Input rows

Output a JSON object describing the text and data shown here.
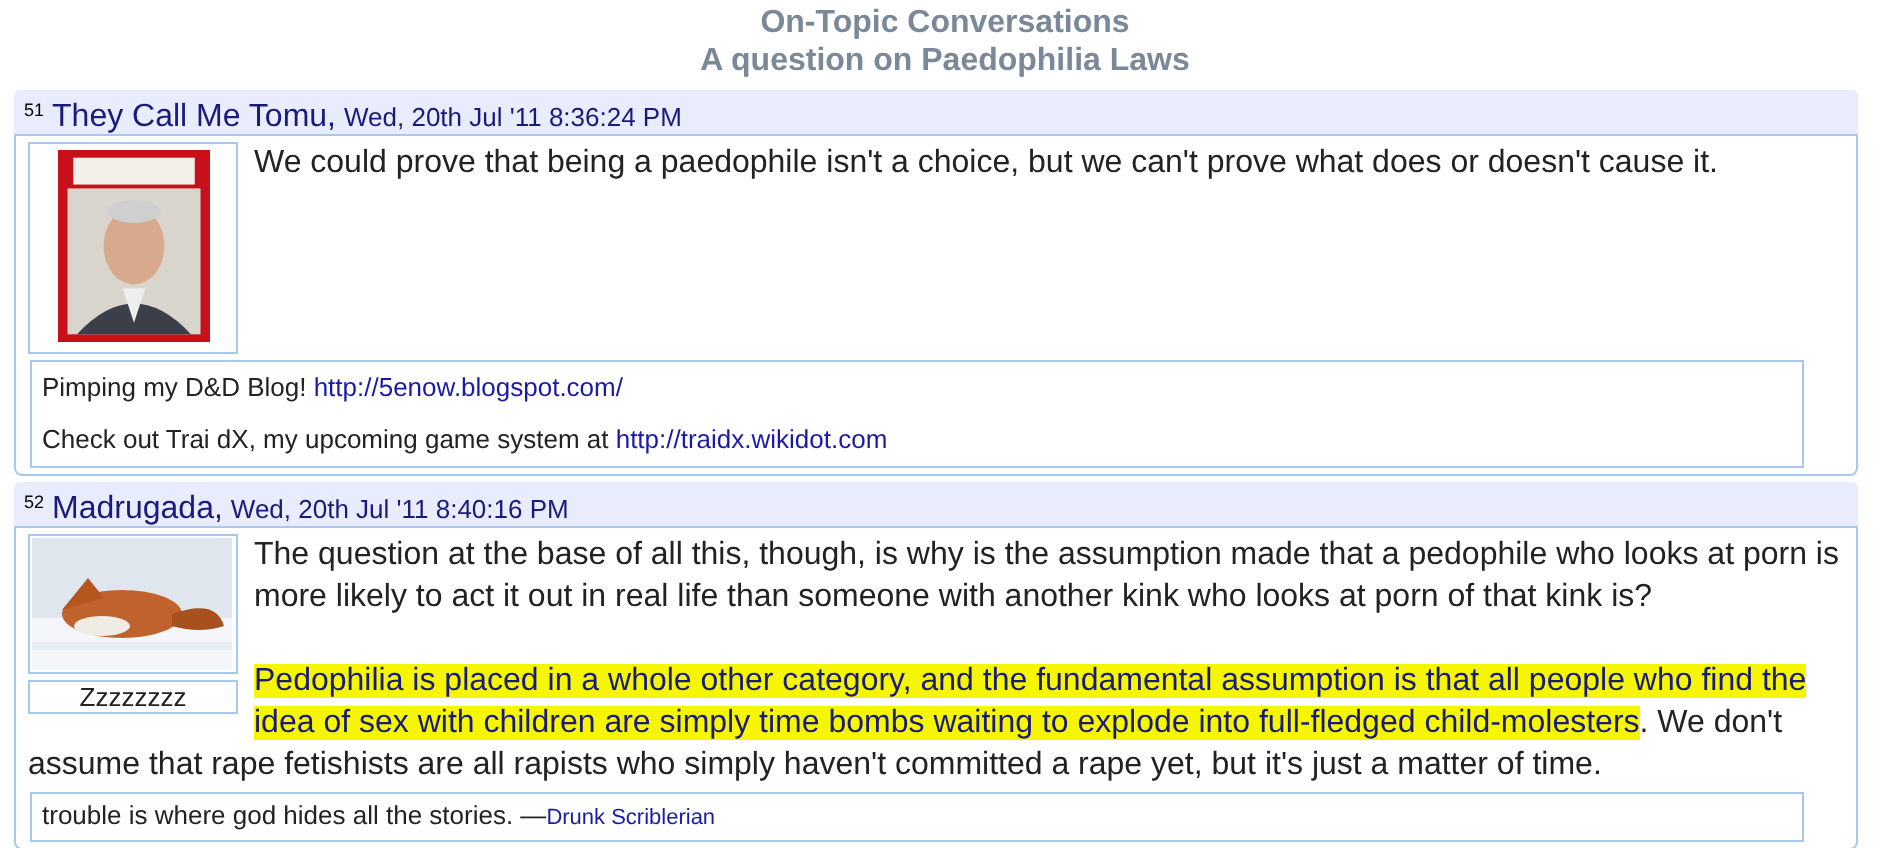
{
  "board": {
    "section": "On-Topic Conversations",
    "thread": "A question on Paedophilia Laws"
  },
  "posts": [
    {
      "number": "51",
      "author": "They Call Me Tomu,",
      "date": "Wed, 20th Jul '11 8:36:24 PM",
      "avatar": {
        "kind": "picture"
      },
      "paragraphs": [
        [
          {
            "text": "We could prove that being a paedophile isn't a choice, but we can't prove what does or doesn't cause it.",
            "highlighted": false
          }
        ]
      ],
      "signature": [
        [
          {
            "kind": "text",
            "text": "Pimping my D&D Blog! "
          },
          {
            "kind": "link",
            "text": "http://5enow.blogspot.com/"
          }
        ],
        [
          {
            "kind": "text",
            "text": "Check out Trai dX, my upcoming game system at "
          },
          {
            "kind": "link",
            "text": "http://traidx.wikidot.com"
          }
        ]
      ]
    },
    {
      "number": "52",
      "author": "Madrugada,",
      "date": "Wed, 20th Jul '11 8:40:16 PM",
      "avatar": {
        "kind": "picture",
        "caption": "Zzzzzzzz"
      },
      "paragraphs": [
        [
          {
            "text": "The question at the base of all this, though, is why is the assumption made that a pedophile who looks at porn is more likely to act it out in real life than someone with another kink who looks at porn of that kink is?",
            "highlighted": false
          }
        ],
        [
          {
            "text": "Pedophilia is placed in a whole other category, and the fundamental assumption is that all people who find the idea of sex with children are simply time bombs waiting to explode into full-fledged child-molesters",
            "highlighted": true
          },
          {
            "text": ". We don't assume that rape fetishists are all rapists who simply haven't committed a rape yet, but it's just a matter of time.",
            "highlighted": false
          }
        ]
      ],
      "signature": [
        [
          {
            "kind": "text",
            "text": "trouble is where god hides all the stories. —"
          },
          {
            "kind": "small-link",
            "text": "Drunk Scriblerian"
          }
        ]
      ]
    }
  ]
}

Exercise aim
Copy each line of the listing in which the word "date" can be found.

Finished task
      "date": "Wed, 20th Jul '11 8:36:24 PM",
      "date": "Wed, 20th Jul '11 8:40:16 PM",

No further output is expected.